* **Goal**
Copy the data from its start through the line containing "The longitudinal shaft 123 is at (268, 108).", substituting "magnified" for "enlarged" and changing nothing else. Give only that stretch.

* **Data provided**

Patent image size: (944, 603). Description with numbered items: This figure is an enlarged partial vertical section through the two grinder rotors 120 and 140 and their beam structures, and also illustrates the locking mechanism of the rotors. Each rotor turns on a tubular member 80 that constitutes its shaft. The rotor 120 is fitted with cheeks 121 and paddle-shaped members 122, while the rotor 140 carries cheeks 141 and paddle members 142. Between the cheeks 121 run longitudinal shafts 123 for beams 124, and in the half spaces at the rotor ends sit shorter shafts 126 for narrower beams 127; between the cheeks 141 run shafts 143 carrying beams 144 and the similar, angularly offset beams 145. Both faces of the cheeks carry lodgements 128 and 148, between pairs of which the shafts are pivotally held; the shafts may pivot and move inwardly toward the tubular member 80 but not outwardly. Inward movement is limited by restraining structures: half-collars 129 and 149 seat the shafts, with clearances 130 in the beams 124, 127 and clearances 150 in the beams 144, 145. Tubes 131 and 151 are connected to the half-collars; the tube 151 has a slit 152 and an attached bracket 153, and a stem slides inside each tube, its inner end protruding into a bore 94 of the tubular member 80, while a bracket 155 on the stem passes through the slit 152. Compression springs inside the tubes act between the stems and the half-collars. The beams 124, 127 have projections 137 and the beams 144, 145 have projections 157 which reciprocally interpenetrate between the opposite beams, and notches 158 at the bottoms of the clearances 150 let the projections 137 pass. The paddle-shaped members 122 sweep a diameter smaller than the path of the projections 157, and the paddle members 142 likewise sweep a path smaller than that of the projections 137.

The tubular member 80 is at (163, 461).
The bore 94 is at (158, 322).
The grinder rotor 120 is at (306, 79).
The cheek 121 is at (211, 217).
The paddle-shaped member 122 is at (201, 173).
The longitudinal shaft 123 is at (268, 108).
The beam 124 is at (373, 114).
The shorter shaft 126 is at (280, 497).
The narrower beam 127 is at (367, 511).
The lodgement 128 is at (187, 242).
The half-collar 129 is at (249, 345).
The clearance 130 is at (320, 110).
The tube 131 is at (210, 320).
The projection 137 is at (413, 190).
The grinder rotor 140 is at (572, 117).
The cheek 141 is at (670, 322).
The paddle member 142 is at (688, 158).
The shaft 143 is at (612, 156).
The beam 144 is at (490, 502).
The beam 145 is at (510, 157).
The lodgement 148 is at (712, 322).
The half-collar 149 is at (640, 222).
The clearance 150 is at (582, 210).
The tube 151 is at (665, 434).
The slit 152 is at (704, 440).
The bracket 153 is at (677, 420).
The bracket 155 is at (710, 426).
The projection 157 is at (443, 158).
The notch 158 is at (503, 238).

* **Full output**
Patent image size: (944, 603). Description with numbered items: This figure is an magnified partial vertical section through the two grinder rotors 120 and 140 and their beam structures, and also illustrates the locking mechanism of the rotors. Each rotor turns on a tubular member 80 that constitutes its shaft. The rotor 120 is fitted with cheeks 121 and paddle-shaped members 122, while the rotor 140 carries cheeks 141 and paddle members 142. Between the cheeks 121 run longitudinal shafts 123 for beams 124, and in the half spaces at the rotor ends sit shorter shafts 126 for narrower beams 127; between the cheeks 141 run shafts 143 carrying beams 144 and the similar, angularly offset beams 145. Both faces of the cheeks carry lodgements 128 and 148, between pairs of which the shafts are pivotally held; the shafts may pivot and move inwardly toward the tubular member 80 but not outwardly. Inward movement is limited by restraining structures: half-collars 129 and 149 seat the shafts, with clearances 130 in the beams 124, 127 and clearances 150 in the beams 144, 145. Tubes 131 and 151 are connected to the half-collars; the tube 151 has a slit 152 and an attached bracket 153, and a stem slides inside each tube, its inner end protruding into a bore 94 of the tubular member 80, while a bracket 155 on the stem passes through the slit 152. Compression springs inside the tubes act between the stems and the half-collars. The beams 124, 127 have projections 137 and the beams 144, 145 have projections 157 which reciprocally interpenetrate between the opposite beams, and notches 158 at the bottoms of the clearances 150 let the projections 137 pass. The paddle-shaped members 122 sweep a diameter smaller than the path of the projections 157, and the paddle members 142 likewise sweep a path smaller than that of the projections 137.

The tubular member 80 is at (163, 461).
The bore 94 is at (158, 322).
The grinder rotor 120 is at (306, 79).
The cheek 121 is at (211, 217).
The paddle-shaped member 122 is at (201, 173).
The longitudinal shaft 123 is at (268, 108).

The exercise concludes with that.